-- start of Input records --

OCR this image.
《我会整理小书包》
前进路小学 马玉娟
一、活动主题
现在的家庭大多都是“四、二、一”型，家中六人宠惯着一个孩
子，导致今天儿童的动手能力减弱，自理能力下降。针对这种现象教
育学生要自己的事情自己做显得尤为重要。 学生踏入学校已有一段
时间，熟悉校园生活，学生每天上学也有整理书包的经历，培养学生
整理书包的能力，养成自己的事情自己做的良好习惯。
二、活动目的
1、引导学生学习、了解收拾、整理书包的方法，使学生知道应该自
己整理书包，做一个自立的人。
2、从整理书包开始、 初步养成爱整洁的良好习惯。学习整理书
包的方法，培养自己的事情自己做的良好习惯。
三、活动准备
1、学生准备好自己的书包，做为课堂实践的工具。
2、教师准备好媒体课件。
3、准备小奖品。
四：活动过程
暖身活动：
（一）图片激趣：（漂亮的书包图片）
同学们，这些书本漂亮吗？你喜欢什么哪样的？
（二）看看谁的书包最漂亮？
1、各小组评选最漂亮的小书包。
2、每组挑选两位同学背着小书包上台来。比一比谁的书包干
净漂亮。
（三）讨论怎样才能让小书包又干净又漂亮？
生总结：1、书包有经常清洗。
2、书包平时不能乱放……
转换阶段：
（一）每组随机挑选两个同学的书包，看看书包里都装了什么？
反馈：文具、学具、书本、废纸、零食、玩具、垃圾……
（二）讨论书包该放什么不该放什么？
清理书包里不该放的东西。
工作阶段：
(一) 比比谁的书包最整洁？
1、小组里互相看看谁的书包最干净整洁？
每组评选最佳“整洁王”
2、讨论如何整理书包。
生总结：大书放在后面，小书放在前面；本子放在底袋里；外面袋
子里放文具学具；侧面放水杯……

-- end of Input records --

▶ _Aim of the task_
Restate every line of the data word for word.

▶ _Solution_
OCR this image.
《我会整理小书包》
前进路小学 马玉娟
一、活动主题
现在的家庭大多都是“四、二、一”型，家中六人宠惯着一个孩
子，导致今天儿童的动手能力减弱，自理能力下降。针对这种现象教
育学生要自己的事情自己做显得尤为重要。 学生踏入学校已有一段
时间，熟悉校园生活，学生每天上学也有整理书包的经历，培养学生
整理书包的能力，养成自己的事情自己做的良好习惯。
二、活动目的
1、引导学生学习、了解收拾、整理书包的方法，使学生知道应该自
己整理书包，做一个自立的人。
2、从整理书包开始、 初步养成爱整洁的良好习惯。学习整理书
包的方法，培养自己的事情自己做的良好习惯。
三、活动准备
1、学生准备好自己的书包，做为课堂实践的工具。
2、教师准备好媒体课件。
3、准备小奖品。
四：活动过程
暖身活动：
（一）图片激趣：（漂亮的书包图片）
同学们，这些书本漂亮吗？你喜欢什么哪样的？
（二）看看谁的书包最漂亮？
1、各小组评选最漂亮的小书包。
2、每组挑选两位同学背着小书包上台来。比一比谁的书包干
净漂亮。
（三）讨论怎样才能让小书包又干净又漂亮？
生总结：1、书包有经常清洗。
2、书包平时不能乱放……
转换阶段：
（一）每组随机挑选两个同学的书包，看看书包里都装了什么？
反馈：文具、学具、书本、废纸、零食、玩具、垃圾……
（二）讨论书包该放什么不该放什么？
清理书包里不该放的东西。
工作阶段：
(一) 比比谁的书包最整洁？
1、小组里互相看看谁的书包最干净整洁？
每组评选最佳“整洁王”
2、讨论如何整理书包。
生总结：大书放在后面，小书放在前面；本子放在底袋里；外面袋
子里放文具学具；侧面放水杯……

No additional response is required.